*Instructions for the task*:
Find the number of lines below in which the word "xlabel" appears, and write that number only.

*Entries shown*:
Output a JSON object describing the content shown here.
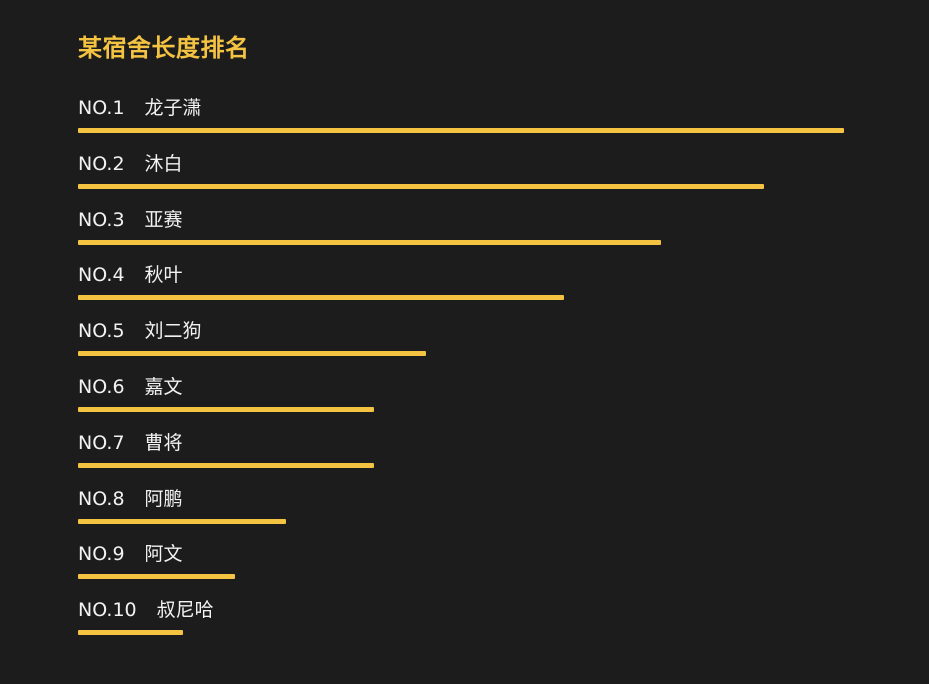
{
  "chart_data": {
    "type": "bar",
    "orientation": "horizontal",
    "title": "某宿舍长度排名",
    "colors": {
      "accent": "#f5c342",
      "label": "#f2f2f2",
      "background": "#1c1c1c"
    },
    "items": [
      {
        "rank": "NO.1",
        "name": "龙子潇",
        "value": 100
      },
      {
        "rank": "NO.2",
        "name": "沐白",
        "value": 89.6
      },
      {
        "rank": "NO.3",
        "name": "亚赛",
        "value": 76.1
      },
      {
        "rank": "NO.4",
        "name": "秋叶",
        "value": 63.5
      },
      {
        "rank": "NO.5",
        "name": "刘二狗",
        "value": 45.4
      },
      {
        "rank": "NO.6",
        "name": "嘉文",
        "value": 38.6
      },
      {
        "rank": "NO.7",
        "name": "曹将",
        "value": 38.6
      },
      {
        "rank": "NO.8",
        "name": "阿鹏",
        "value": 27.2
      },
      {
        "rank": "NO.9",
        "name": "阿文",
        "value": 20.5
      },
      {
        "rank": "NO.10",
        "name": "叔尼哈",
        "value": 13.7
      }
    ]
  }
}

---

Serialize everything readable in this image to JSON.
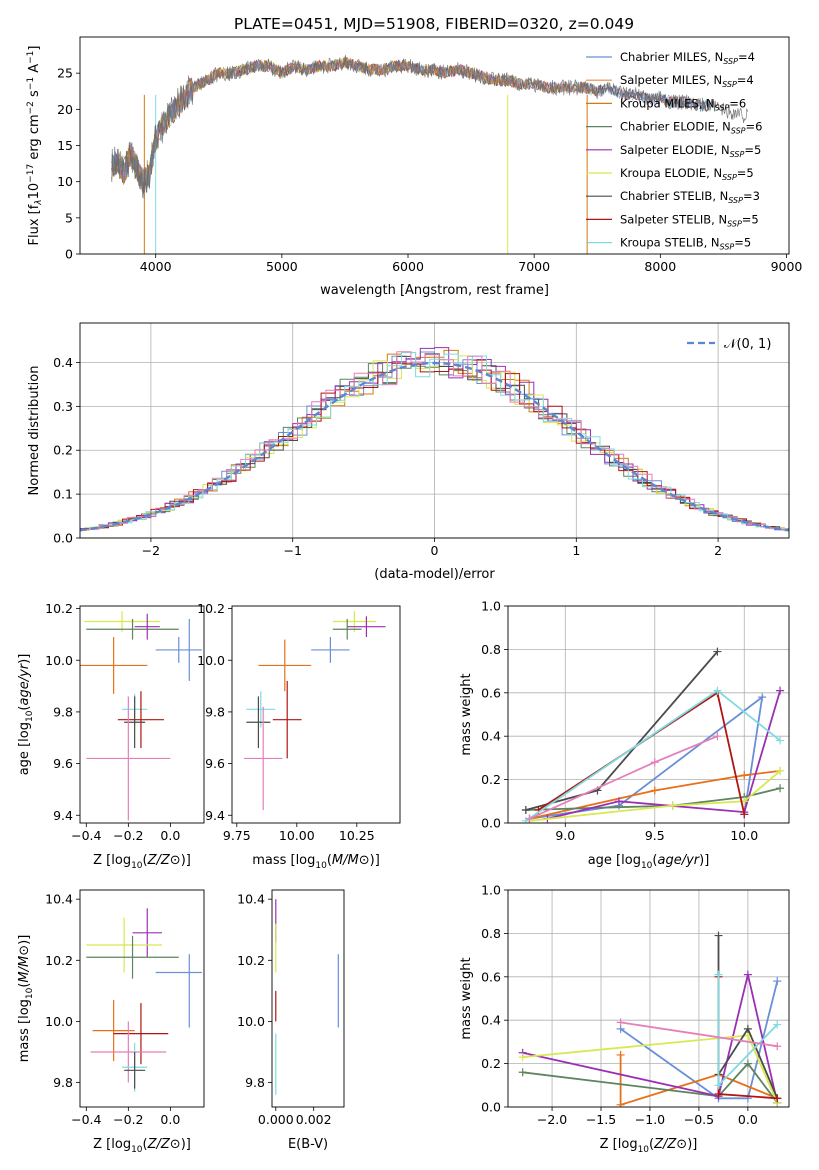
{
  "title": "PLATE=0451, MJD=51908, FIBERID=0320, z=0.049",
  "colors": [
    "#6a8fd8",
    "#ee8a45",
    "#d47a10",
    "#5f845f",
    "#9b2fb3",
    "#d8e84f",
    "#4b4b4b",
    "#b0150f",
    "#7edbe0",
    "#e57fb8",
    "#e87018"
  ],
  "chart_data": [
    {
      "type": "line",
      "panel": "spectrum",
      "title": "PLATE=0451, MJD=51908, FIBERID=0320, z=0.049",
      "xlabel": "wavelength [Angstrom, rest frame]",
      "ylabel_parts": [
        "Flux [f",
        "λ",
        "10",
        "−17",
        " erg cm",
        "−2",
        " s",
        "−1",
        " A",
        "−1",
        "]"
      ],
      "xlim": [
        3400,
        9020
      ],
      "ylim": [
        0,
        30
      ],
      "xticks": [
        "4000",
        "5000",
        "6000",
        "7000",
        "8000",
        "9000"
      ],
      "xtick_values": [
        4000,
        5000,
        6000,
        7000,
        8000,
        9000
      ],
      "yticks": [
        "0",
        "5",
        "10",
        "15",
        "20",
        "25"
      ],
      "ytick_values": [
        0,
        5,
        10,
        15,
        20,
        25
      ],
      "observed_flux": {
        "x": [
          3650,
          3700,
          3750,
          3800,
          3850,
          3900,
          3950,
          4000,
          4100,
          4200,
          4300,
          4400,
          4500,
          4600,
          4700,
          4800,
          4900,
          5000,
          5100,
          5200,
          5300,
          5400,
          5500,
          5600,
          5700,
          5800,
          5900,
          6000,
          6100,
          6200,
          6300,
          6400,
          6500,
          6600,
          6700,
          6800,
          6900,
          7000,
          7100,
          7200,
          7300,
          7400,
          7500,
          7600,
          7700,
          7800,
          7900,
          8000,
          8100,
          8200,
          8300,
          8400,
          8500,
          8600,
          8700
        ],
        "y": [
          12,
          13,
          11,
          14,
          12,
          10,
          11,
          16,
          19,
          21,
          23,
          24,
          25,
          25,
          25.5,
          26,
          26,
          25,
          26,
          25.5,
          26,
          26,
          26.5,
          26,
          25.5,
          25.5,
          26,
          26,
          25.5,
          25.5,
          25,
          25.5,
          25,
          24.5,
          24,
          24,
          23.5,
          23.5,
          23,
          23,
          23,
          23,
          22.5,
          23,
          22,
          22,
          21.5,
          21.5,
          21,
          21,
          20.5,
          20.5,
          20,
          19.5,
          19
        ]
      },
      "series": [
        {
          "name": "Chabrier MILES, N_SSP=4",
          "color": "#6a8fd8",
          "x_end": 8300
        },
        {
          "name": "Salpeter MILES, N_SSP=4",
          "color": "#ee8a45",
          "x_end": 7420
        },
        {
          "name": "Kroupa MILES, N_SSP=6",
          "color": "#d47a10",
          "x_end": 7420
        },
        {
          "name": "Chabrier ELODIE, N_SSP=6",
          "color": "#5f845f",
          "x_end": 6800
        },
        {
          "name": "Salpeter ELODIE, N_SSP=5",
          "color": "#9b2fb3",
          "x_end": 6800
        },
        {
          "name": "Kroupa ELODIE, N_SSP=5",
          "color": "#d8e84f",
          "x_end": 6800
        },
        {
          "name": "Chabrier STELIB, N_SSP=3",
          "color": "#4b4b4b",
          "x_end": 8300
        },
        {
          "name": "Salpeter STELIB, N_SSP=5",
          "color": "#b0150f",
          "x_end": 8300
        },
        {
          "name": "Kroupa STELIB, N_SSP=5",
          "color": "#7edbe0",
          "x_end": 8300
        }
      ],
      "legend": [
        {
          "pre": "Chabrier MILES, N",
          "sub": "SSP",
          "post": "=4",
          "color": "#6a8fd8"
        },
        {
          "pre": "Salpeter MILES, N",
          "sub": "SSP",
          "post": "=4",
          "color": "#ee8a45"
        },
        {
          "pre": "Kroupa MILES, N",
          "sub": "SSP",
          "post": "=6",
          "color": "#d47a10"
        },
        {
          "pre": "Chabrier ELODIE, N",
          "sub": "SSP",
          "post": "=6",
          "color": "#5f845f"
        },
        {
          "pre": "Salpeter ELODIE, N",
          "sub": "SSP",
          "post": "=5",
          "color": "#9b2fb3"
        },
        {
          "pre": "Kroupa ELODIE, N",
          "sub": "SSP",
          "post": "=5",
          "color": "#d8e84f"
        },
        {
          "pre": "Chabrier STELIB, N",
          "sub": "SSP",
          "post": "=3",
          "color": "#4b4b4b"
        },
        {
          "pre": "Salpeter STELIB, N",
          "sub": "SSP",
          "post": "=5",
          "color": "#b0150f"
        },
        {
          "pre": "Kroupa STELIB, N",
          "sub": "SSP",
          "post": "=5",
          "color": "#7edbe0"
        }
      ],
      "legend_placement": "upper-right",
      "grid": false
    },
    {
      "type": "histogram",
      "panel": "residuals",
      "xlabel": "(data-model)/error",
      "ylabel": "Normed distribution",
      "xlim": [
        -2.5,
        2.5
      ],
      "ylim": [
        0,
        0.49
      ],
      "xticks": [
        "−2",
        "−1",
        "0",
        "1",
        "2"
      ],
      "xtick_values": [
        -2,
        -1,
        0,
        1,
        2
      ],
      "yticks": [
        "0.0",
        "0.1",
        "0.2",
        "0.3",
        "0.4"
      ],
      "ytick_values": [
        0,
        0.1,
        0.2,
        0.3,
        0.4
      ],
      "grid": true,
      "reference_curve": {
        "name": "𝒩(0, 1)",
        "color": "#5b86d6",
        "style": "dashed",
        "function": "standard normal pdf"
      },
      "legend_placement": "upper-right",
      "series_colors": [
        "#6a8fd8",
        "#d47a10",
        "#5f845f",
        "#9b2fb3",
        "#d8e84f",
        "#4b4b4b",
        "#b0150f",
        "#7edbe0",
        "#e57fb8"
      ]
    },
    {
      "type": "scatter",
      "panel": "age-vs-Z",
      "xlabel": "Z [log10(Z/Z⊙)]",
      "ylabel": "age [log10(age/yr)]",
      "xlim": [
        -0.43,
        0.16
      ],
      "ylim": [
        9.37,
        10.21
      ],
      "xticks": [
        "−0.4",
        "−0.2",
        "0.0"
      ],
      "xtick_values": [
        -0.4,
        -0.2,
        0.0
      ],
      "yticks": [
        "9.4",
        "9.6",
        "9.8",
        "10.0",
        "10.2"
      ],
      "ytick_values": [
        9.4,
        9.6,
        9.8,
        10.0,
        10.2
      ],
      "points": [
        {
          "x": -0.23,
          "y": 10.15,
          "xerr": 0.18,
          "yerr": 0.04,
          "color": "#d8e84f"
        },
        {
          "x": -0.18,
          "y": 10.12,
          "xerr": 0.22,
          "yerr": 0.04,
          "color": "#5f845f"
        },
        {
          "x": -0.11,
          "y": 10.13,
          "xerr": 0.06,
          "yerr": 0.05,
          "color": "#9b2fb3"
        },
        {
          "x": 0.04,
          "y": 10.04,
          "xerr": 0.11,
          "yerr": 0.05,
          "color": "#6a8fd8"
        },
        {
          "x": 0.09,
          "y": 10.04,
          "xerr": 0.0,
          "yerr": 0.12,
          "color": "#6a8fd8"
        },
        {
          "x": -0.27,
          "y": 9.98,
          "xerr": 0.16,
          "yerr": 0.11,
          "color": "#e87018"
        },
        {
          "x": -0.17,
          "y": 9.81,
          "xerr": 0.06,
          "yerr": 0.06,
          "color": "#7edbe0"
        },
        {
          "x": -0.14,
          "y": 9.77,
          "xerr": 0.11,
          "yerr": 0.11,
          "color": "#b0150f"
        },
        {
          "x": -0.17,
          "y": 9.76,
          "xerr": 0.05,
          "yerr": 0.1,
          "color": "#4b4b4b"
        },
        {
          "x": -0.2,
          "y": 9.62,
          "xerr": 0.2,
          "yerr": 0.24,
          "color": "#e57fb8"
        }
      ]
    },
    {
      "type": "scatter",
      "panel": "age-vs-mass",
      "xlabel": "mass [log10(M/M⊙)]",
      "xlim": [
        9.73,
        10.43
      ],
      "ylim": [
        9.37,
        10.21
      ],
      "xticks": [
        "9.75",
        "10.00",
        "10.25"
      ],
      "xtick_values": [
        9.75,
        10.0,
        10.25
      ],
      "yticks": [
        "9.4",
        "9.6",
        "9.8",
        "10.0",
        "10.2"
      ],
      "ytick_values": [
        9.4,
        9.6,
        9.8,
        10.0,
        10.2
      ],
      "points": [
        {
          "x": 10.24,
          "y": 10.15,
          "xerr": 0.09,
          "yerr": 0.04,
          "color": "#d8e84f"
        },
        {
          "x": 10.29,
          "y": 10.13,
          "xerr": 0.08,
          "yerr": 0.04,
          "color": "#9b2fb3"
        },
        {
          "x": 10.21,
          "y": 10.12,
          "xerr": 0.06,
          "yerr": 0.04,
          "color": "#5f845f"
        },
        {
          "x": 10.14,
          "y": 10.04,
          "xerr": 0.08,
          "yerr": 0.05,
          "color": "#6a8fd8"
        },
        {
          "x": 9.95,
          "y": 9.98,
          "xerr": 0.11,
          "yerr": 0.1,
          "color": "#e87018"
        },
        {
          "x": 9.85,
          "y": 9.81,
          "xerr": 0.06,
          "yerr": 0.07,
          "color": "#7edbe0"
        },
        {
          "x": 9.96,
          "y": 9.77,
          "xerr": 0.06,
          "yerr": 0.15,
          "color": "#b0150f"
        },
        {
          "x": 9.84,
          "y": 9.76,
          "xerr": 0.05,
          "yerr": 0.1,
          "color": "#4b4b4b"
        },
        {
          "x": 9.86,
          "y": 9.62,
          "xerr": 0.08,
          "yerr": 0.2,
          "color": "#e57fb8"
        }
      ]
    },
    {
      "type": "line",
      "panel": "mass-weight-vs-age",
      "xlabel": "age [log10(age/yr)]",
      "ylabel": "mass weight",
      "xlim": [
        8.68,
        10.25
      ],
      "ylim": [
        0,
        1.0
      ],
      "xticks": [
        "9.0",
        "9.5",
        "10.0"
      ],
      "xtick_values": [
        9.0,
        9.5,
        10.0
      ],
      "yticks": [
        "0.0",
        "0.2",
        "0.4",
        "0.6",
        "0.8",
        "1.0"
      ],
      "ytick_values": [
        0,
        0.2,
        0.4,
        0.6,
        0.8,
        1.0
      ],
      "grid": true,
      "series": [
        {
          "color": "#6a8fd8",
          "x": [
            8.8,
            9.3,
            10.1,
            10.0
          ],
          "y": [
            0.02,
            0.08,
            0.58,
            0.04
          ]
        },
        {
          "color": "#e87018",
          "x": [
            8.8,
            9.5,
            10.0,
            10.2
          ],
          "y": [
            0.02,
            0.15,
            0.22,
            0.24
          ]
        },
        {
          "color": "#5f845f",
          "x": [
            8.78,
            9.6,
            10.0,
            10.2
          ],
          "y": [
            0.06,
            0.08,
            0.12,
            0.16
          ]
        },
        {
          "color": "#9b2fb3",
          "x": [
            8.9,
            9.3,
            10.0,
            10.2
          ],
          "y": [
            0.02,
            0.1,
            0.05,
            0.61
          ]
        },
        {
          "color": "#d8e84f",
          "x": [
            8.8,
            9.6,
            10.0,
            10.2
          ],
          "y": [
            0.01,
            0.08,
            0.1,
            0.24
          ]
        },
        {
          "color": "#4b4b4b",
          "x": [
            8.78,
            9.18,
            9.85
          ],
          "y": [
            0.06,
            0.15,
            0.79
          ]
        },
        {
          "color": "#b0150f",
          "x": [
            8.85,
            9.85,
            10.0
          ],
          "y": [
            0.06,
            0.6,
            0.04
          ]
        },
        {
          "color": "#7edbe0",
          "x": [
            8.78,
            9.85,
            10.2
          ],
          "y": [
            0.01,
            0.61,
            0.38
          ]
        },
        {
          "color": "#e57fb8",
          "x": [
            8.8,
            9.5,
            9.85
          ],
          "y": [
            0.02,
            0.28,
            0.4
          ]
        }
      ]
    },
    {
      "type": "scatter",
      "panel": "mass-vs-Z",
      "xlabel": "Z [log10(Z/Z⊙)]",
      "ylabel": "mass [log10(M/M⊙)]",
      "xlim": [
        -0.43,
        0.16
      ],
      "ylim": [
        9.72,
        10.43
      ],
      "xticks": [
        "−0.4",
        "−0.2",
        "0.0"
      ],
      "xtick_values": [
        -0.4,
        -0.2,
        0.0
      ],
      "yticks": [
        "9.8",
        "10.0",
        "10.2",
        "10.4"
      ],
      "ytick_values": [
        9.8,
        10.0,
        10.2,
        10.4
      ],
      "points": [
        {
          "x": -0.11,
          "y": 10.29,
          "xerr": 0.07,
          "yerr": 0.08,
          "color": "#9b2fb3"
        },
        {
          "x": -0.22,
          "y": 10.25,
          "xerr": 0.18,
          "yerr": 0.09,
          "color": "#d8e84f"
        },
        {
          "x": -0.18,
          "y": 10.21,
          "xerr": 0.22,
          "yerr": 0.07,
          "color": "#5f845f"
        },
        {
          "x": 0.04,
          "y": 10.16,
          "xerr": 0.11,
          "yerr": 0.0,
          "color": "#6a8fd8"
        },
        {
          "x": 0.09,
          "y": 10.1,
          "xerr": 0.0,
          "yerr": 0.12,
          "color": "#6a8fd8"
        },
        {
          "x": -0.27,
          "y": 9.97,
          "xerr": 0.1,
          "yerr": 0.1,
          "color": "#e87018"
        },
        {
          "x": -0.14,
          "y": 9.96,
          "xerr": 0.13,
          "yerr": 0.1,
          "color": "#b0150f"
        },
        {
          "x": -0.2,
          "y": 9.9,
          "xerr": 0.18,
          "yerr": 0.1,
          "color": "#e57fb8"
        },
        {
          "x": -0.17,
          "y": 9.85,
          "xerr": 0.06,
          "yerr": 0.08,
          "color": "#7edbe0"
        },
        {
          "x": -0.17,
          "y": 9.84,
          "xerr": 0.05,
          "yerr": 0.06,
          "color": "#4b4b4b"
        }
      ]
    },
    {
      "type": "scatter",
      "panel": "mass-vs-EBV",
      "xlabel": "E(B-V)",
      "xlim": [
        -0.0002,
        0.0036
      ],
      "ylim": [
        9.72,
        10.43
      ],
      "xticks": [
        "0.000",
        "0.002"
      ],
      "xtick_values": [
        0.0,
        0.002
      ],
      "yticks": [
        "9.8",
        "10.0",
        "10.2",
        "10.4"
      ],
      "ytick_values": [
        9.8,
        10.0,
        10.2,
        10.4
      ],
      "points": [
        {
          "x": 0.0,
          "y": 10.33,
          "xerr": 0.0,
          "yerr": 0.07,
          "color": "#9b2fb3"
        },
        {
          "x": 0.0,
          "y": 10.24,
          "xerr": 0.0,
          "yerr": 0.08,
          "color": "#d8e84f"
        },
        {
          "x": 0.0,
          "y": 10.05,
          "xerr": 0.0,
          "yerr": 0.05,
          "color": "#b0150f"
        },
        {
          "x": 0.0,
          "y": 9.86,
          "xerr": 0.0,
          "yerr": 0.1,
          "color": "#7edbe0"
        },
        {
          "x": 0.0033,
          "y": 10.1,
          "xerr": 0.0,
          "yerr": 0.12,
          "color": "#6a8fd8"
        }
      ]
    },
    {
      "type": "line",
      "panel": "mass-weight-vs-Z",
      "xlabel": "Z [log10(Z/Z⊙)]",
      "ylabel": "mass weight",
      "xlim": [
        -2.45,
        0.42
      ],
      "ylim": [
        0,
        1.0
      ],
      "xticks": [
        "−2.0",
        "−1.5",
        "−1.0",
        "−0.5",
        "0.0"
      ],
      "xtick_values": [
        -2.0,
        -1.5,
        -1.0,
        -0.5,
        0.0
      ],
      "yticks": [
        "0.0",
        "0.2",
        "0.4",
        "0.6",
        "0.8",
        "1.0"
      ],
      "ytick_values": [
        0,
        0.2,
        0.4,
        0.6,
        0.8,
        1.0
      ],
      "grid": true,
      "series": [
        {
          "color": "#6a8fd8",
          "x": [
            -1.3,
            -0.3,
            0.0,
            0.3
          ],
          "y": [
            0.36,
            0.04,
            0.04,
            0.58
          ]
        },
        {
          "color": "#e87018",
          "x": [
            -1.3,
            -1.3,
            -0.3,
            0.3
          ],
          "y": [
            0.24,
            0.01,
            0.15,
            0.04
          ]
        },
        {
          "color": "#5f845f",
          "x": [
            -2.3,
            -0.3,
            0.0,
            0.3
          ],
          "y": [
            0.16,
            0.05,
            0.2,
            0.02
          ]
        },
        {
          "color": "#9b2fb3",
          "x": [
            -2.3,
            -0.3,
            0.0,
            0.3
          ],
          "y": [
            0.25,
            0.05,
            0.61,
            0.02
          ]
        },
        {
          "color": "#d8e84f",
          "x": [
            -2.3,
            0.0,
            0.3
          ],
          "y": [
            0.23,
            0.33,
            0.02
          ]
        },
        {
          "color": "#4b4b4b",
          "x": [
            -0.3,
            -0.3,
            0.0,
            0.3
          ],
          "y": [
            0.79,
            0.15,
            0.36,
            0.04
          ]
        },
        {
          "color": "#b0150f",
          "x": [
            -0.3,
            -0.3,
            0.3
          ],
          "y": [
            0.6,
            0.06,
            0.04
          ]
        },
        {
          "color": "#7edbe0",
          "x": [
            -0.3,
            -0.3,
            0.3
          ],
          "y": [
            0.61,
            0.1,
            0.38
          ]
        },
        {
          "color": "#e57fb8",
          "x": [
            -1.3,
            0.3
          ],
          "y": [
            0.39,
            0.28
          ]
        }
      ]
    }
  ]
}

* * *

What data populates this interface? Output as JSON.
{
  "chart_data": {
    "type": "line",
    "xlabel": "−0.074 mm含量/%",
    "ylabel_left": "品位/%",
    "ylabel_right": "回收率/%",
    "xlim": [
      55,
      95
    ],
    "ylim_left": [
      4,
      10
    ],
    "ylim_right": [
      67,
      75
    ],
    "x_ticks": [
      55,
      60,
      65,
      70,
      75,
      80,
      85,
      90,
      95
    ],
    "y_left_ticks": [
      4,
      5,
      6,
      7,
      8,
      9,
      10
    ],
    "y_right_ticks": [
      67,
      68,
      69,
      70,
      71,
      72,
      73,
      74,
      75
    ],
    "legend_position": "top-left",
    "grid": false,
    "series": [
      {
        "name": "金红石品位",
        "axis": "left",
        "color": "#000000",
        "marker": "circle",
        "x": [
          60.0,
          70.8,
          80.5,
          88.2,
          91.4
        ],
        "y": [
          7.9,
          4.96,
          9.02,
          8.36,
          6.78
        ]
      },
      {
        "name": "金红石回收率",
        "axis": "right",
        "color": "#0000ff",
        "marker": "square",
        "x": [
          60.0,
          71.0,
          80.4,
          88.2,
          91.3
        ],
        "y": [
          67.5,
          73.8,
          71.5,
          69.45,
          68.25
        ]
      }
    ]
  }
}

*Correct response*:
9